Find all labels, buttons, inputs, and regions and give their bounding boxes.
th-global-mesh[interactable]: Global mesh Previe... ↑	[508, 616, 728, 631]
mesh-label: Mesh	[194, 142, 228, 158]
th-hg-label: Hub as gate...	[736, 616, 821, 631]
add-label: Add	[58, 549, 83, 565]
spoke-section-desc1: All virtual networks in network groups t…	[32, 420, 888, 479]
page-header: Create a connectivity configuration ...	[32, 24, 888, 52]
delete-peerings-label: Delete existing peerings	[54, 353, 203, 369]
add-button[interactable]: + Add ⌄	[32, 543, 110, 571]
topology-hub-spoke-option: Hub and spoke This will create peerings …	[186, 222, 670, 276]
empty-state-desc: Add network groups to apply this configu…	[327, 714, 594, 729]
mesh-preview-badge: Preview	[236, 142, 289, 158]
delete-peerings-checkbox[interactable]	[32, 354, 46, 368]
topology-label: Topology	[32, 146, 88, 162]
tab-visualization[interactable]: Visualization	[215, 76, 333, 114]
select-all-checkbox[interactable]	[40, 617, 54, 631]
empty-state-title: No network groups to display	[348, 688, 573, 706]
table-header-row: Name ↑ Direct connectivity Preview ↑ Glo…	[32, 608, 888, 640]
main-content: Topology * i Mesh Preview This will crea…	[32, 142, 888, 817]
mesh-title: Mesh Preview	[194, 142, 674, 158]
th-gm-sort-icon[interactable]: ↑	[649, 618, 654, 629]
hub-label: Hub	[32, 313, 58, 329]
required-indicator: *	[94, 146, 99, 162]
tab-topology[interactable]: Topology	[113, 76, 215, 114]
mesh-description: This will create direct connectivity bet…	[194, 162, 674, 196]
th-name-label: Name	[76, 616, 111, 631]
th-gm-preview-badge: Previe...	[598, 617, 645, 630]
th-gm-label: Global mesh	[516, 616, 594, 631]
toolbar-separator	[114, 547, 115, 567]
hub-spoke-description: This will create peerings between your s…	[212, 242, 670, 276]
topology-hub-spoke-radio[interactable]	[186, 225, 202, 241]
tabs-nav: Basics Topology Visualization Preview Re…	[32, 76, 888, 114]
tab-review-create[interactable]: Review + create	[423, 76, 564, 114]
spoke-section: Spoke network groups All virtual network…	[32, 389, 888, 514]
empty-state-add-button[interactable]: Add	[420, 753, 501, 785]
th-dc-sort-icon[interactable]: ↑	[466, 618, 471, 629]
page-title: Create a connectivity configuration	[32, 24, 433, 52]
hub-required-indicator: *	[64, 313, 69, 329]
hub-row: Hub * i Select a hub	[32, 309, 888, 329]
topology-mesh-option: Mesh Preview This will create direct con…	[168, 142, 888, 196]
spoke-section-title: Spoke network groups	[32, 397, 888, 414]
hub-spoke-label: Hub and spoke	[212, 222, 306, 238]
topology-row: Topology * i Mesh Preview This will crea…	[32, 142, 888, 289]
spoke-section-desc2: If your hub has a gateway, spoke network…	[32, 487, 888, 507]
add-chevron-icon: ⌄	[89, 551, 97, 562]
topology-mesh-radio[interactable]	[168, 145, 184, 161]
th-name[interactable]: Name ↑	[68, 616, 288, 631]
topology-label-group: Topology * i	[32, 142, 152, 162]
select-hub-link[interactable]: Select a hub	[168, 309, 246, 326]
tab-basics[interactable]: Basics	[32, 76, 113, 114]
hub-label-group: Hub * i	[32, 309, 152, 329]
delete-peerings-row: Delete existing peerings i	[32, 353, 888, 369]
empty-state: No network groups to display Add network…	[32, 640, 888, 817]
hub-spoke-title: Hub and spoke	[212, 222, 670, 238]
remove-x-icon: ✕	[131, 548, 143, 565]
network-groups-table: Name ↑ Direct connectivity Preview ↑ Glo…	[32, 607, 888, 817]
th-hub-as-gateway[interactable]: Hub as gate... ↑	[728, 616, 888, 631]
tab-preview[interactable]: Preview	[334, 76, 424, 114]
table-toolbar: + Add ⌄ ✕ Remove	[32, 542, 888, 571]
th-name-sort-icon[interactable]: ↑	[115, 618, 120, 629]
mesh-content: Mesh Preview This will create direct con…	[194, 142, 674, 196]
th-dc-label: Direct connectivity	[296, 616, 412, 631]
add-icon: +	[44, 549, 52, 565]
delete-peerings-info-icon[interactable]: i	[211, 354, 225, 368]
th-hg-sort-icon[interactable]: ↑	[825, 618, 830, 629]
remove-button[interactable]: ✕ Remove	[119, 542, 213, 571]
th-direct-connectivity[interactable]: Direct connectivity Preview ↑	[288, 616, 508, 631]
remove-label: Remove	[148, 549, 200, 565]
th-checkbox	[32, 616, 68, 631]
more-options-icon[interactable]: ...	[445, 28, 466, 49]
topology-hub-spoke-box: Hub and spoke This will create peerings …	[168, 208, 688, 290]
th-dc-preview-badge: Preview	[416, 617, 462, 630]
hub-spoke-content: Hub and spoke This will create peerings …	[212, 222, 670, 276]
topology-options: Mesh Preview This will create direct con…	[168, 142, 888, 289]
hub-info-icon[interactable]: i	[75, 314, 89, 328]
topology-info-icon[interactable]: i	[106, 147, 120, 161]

────

● Problem details
Reproduce every line of the material above verbatim, from first to last.

● Result of the task
Find all labels, buttons, inputs, and regions and give their bounding boxes.
th-global-mesh[interactable]: Global mesh Previe... ↑	[508, 616, 728, 631]
mesh-label: Mesh	[194, 142, 228, 158]
th-hg-label: Hub as gate...	[736, 616, 821, 631]
add-label: Add	[58, 549, 83, 565]
spoke-section-desc1: All virtual networks in network groups t…	[32, 420, 888, 479]
page-header: Create a connectivity configuration ...	[32, 24, 888, 52]
delete-peerings-label: Delete existing peerings	[54, 353, 203, 369]
add-button[interactable]: + Add ⌄	[32, 543, 110, 571]
topology-hub-spoke-option: Hub and spoke This will create peerings …	[186, 222, 670, 276]
empty-state-desc: Add network groups to apply this configu…	[327, 714, 594, 729]
mesh-preview-badge: Preview	[236, 142, 289, 158]
delete-peerings-checkbox[interactable]	[32, 354, 46, 368]
topology-label: Topology	[32, 146, 88, 162]
tab-visualization[interactable]: Visualization	[215, 76, 333, 114]
select-all-checkbox[interactable]	[40, 617, 54, 631]
empty-state-title: No network groups to display	[348, 688, 573, 706]
table-header-row: Name ↑ Direct connectivity Preview ↑ Glo…	[32, 608, 888, 640]
main-content: Topology * i Mesh Preview This will crea…	[32, 142, 888, 817]
mesh-title: Mesh Preview	[194, 142, 674, 158]
th-gm-sort-icon[interactable]: ↑	[649, 618, 654, 629]
hub-label: Hub	[32, 313, 58, 329]
required-indicator: *	[94, 146, 99, 162]
tab-topology[interactable]: Topology	[113, 76, 215, 114]
mesh-description: This will create direct connectivity bet…	[194, 162, 674, 196]
th-name-label: Name	[76, 616, 111, 631]
th-gm-preview-badge: Previe...	[598, 617, 645, 630]
th-gm-label: Global mesh	[516, 616, 594, 631]
toolbar-separator	[114, 547, 115, 567]
hub-spoke-description: This will create peerings between your s…	[212, 242, 670, 276]
topology-hub-spoke-radio[interactable]	[186, 225, 202, 241]
tabs-nav: Basics Topology Visualization Preview Re…	[32, 76, 888, 114]
tab-review-create[interactable]: Review + create	[423, 76, 564, 114]
spoke-section: Spoke network groups All virtual network…	[32, 389, 888, 514]
empty-state-add-button[interactable]: Add	[420, 753, 501, 785]
th-dc-sort-icon[interactable]: ↑	[466, 618, 471, 629]
page-title: Create a connectivity configuration	[32, 24, 433, 52]
hub-required-indicator: *	[64, 313, 69, 329]
hub-row: Hub * i Select a hub	[32, 309, 888, 329]
topology-mesh-option: Mesh Preview This will create direct con…	[168, 142, 888, 196]
spoke-section-title: Spoke network groups	[32, 397, 888, 414]
hub-spoke-label: Hub and spoke	[212, 222, 306, 238]
topology-row: Topology * i Mesh Preview This will crea…	[32, 142, 888, 289]
spoke-section-desc2: If your hub has a gateway, spoke network…	[32, 487, 888, 507]
add-chevron-icon: ⌄	[89, 551, 97, 562]
topology-mesh-radio[interactable]	[168, 145, 184, 161]
th-name[interactable]: Name ↑	[68, 616, 288, 631]
topology-label-group: Topology * i	[32, 142, 152, 162]
select-hub-link[interactable]: Select a hub	[168, 309, 246, 326]
tab-basics[interactable]: Basics	[32, 76, 113, 114]
hub-label-group: Hub * i	[32, 309, 152, 329]
delete-peerings-row: Delete existing peerings i	[32, 353, 888, 369]
empty-state: No network groups to display Add network…	[32, 640, 888, 817]
hub-spoke-title: Hub and spoke	[212, 222, 670, 238]
remove-x-icon: ✕	[131, 548, 143, 565]
network-groups-table: Name ↑ Direct connectivity Preview ↑ Glo…	[32, 607, 888, 817]
th-hub-as-gateway[interactable]: Hub as gate... ↑	[728, 616, 888, 631]
tab-preview[interactable]: Preview	[334, 76, 424, 114]
table-toolbar: + Add ⌄ ✕ Remove	[32, 542, 888, 571]
th-name-sort-icon[interactable]: ↑	[115, 618, 120, 629]
mesh-content: Mesh Preview This will create direct con…	[194, 142, 674, 196]
th-dc-label: Direct connectivity	[296, 616, 412, 631]
add-icon: +	[44, 549, 52, 565]
delete-peerings-info-icon[interactable]: i	[211, 354, 225, 368]
th-hg-sort-icon[interactable]: ↑	[825, 618, 830, 629]
remove-button[interactable]: ✕ Remove	[119, 542, 213, 571]
th-direct-connectivity[interactable]: Direct connectivity Preview ↑	[288, 616, 508, 631]
remove-label: Remove	[148, 549, 200, 565]
th-checkbox	[32, 616, 68, 631]
more-options-icon[interactable]: ...	[445, 28, 466, 49]
topology-hub-spoke-box: Hub and spoke This will create peerings …	[168, 208, 688, 290]
th-dc-preview-badge: Preview	[416, 617, 462, 630]
hub-spoke-content: Hub and spoke This will create peerings …	[212, 222, 670, 276]
topology-options: Mesh Preview This will create direct con…	[168, 142, 888, 289]
hub-info-icon[interactable]: i	[75, 314, 89, 328]
topology-info-icon[interactable]: i	[106, 147, 120, 161]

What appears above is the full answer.